> Direction: Starting at the line that holds "Output the text content of this document.", set down each line through the end of the listing, exactly as written and with nothing added.

-------- The data --------

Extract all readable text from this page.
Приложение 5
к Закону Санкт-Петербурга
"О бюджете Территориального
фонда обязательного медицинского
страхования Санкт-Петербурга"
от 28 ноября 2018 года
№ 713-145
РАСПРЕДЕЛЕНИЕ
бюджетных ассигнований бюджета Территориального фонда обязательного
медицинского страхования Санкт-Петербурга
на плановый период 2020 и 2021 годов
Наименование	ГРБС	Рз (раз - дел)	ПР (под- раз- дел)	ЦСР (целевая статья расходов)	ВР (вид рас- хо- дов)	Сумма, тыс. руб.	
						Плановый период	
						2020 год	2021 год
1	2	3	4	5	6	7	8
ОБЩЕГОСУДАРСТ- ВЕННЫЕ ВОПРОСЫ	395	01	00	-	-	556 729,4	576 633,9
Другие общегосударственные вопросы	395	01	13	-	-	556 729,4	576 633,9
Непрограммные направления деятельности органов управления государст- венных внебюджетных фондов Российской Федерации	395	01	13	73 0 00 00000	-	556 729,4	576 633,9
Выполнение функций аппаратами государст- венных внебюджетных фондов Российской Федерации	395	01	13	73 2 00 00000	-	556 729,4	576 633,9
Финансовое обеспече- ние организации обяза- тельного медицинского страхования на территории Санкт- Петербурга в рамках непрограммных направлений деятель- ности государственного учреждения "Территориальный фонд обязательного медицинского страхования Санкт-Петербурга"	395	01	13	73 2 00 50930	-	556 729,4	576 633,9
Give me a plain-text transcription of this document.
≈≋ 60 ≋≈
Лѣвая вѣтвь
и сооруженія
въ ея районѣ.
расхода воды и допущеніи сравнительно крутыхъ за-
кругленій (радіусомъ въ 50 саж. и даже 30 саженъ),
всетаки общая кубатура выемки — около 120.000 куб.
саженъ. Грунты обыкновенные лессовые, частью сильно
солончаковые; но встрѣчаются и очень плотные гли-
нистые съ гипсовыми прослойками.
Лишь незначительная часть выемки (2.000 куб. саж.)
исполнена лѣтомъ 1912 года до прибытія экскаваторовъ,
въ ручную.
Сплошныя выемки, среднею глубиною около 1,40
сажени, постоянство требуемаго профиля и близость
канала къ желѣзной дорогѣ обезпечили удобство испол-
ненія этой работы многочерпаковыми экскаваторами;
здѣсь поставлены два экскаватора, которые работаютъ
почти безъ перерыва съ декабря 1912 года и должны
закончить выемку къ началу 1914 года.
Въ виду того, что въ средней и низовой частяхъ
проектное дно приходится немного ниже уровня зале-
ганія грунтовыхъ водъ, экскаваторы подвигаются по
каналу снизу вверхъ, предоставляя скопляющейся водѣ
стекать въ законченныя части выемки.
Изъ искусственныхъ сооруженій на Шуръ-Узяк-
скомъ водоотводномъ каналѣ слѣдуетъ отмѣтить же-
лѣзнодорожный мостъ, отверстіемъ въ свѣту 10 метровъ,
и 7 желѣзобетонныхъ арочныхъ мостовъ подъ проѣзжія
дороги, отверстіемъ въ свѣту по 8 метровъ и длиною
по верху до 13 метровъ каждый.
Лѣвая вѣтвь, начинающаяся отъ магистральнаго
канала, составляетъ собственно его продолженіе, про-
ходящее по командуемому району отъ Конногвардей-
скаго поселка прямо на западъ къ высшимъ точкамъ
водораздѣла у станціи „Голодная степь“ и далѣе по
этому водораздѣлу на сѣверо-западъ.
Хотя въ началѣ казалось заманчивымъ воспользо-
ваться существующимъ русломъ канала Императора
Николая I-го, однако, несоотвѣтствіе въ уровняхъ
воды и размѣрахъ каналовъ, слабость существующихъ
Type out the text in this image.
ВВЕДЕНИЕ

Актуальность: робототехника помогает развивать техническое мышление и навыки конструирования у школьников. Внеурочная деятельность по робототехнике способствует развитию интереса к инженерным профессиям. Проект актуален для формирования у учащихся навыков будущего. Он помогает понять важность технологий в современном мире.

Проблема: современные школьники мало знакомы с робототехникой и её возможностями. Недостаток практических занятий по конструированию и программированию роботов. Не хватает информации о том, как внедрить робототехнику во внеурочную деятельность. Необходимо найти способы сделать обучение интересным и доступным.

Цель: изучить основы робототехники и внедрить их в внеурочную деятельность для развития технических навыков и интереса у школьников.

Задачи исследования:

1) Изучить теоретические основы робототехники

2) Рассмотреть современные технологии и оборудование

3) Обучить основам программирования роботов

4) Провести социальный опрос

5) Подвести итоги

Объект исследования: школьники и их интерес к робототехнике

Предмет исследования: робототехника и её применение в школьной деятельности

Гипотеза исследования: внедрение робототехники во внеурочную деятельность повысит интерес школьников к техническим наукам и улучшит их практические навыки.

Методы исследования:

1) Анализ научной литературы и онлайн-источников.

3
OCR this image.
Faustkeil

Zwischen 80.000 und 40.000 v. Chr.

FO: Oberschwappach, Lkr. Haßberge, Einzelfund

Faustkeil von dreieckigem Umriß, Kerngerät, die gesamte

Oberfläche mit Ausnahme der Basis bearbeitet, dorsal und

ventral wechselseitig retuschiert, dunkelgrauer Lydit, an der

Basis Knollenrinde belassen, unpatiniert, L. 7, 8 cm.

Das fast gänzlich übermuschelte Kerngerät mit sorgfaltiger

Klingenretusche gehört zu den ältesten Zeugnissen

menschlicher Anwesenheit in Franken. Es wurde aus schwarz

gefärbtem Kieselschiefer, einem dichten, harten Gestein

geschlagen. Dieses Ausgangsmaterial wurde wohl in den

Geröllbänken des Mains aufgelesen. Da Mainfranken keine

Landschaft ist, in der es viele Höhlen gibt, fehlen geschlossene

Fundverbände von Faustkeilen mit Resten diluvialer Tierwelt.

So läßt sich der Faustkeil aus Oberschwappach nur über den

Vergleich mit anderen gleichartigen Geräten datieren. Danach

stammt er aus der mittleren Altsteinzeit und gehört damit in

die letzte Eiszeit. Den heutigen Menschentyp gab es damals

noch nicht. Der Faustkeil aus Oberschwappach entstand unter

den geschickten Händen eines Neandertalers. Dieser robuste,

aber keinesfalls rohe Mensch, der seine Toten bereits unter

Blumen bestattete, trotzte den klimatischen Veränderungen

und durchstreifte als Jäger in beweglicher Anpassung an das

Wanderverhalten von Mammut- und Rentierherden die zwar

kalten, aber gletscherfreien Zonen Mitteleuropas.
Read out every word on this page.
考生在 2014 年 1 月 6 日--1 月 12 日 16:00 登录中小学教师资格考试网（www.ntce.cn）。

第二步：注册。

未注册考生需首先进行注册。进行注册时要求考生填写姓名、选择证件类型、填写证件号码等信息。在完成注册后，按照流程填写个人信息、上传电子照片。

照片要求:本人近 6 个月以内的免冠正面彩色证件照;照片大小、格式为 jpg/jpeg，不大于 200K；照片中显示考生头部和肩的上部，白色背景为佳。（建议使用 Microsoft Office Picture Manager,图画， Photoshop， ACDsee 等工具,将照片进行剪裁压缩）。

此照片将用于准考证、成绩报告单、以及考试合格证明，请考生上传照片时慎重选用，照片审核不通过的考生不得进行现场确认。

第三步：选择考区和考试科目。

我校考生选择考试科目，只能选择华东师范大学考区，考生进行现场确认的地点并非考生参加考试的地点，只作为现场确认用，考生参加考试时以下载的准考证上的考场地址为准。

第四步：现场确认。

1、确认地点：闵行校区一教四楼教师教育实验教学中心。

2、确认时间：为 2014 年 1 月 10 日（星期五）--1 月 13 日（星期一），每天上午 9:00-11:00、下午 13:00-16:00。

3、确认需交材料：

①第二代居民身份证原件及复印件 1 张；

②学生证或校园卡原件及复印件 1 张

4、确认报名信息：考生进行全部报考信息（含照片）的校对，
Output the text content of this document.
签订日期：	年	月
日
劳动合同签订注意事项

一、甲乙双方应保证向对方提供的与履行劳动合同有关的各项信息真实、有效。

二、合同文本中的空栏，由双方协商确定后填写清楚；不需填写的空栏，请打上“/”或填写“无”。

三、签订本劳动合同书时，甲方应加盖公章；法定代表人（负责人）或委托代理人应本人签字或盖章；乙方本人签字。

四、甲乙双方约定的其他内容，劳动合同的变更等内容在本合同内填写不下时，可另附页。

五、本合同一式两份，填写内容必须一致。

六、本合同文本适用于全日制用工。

--------

> Exercise answer:
Output the text content of this document.
签订日期：	年	月
日
劳动合同签订注意事项

一、甲乙双方应保证向对方提供的与履行劳动合同有关的各项信息真实、有效。

二、合同文本中的空栏，由双方协商确定后填写清楚；不需填写的空栏，请打上“/”或填写“无”。

三、签订本劳动合同书时，甲方应加盖公章；法定代表人（负责人）或委托代理人应本人签字或盖章；乙方本人签字。

四、甲乙双方约定的其他内容，劳动合同的变更等内容在本合同内填写不下时，可另附页。

五、本合同一式两份，填写内容必须一致。

六、本合同文本适用于全日制用工。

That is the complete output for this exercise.